- _Requirement 1_
Decide whether each statement below agrees with the reading roundup. Answer yes or no for each, and quote the words from the roundup that decide it. (a) Imogen lives in Los Angeles. (b) Love & Saffron is set in the 1960s. (c) The writer expects the list to change a lot in the last quarter.
- _Requirement 2_
Name every place that the reading roundup mentions by name.
- _Requirement 3_
From the reading roundup, write out the passage starting at "Love & Saffron" and ending at "start to finish.".

>> BEGIN Passage

Carrie Soto is Back is the latest book by Taylor Jenkins Reid, and it's a winner!

In April and again in July, I highlighted my 10 favorite reads to date for 2022. As I sat down to evaluate for the third quarter, I could not get the list any smaller than 12 books at this stage so I am including the top 12 instead. 2022 has been a fabulous year for books so far, and it was incredibly hard to narrow it down to 12 titles. I do not think my list will change too much more for the last quarter, because it is a quieter publishing time this year.

Here are my top 12 reads for 2022 so far, in the order they published:

Love & Saffron by Kim Fay – I just loved this book so much. Written in epistolary format and set in the 1960s, this beautiful book tracks the friendship between two women, Imogen and Joan, as they get to know each other through letters. Imogen Fortier is a longtime columnist for a magazine and lives on Camano Island near Seattle. Joan, who is younger, is a new food columnist in Los Angeles. When Joan writes Imogen a fan letter and encloses a recipe and some saffron, the women begin a correspondence that develops into a wonderful relationship. Incorporating the history of the era, food, and personal tidbits, the women bond and become close friends as they correspond about their lives. This novel is filled to the brim with humor and heart and is a joy from start to finish.

>> END Passage
>> BEGIN Supplied material

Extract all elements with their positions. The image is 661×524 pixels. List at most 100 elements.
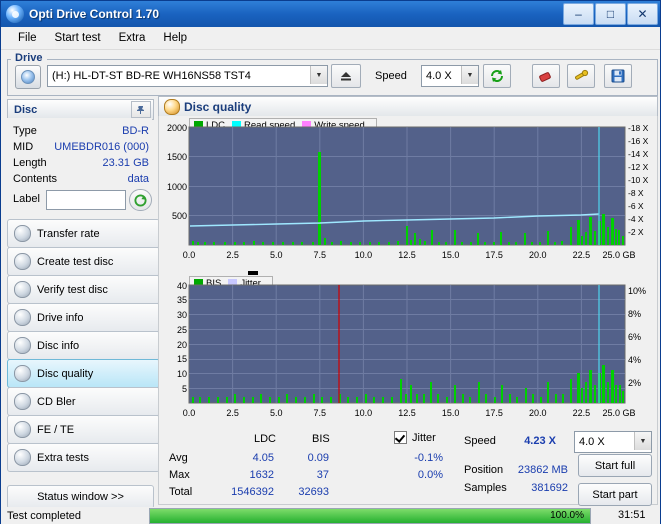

>> END Supplied material

- _Complete answer 1_
(a) No: "lives on Camano Island near Seattle."
(b) Yes: "set in the 1960s"
(c) No: "I do not think my list will change too much more for the last quarter"

- _Complete answer 2_
Camano Island, Seattle, Los Angeles

- _Complete answer 3_
Love & Saffron by Kim Fay – I just loved this book so much. Written in epistolary format and set in the 1960s, this beautiful book tracks the friendship between two women, Imogen and Joan, as they get to know each other through letters. Imogen Fortier is a longtime columnist for a magazine and lives on Camano Island near Seattle. Joan, who is younger, is a new food columnist in Los Angeles. When Joan writes Imogen a fan letter and encloses a recipe and some saffron, the women begin a correspondence that develops into a wonderful relationship. Incorporating the history of the era, food, and personal tidbits, the women bond and become close friends as they correspond about their lives. This novel is filled to the brim with humor and heart and is a joy from start to finish.